• [Work instructions]: Below is a set of records; print all of them exactly as written.

• [Given information]:
================================

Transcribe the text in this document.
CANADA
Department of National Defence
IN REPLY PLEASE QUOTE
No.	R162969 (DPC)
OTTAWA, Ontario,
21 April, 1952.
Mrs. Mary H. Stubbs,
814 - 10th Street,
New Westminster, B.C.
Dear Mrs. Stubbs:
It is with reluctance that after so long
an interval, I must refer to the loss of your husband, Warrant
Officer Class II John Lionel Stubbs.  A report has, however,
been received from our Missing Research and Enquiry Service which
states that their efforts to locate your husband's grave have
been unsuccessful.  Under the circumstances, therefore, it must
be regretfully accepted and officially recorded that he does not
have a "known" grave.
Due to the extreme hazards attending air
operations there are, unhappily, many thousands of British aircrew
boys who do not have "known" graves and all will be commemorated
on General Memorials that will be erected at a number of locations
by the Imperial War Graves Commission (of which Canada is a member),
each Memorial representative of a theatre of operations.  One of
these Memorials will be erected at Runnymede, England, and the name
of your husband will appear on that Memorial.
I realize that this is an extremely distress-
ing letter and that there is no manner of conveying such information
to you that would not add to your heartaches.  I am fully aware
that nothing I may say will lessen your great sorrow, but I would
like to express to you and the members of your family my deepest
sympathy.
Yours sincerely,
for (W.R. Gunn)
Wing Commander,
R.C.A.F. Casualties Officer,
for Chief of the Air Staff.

================================

• [Output]:
Transcribe the text in this document.
CANADA
Department of National Defence
IN REPLY PLEASE QUOTE
No.	R162969 (DPC)
OTTAWA, Ontario,
21 April, 1952.
Mrs. Mary H. Stubbs,
814 - 10th Street,
New Westminster, B.C.
Dear Mrs. Stubbs:
It is with reluctance that after so long
an interval, I must refer to the loss of your husband, Warrant
Officer Class II John Lionel Stubbs.  A report has, however,
been received from our Missing Research and Enquiry Service which
states that their efforts to locate your husband's grave have
been unsuccessful.  Under the circumstances, therefore, it must
be regretfully accepted and officially recorded that he does not
have a "known" grave.
Due to the extreme hazards attending air
operations there are, unhappily, many thousands of British aircrew
boys who do not have "known" graves and all will be commemorated
on General Memorials that will be erected at a number of locations
by the Imperial War Graves Commission (of which Canada is a member),
each Memorial representative of a theatre of operations.  One of
these Memorials will be erected at Runnymede, England, and the name
of your husband will appear on that Memorial.
I realize that this is an extremely distress-
ing letter and that there is no manner of conveying such information
to you that would not add to your heartaches.  I am fully aware
that nothing I may say will lessen your great sorrow, but I would
like to express to you and the members of your family my deepest
sympathy.
Yours sincerely,
for (W.R. Gunn)
Wing Commander,
R.C.A.F. Casualties Officer,
for Chief of the Air Staff.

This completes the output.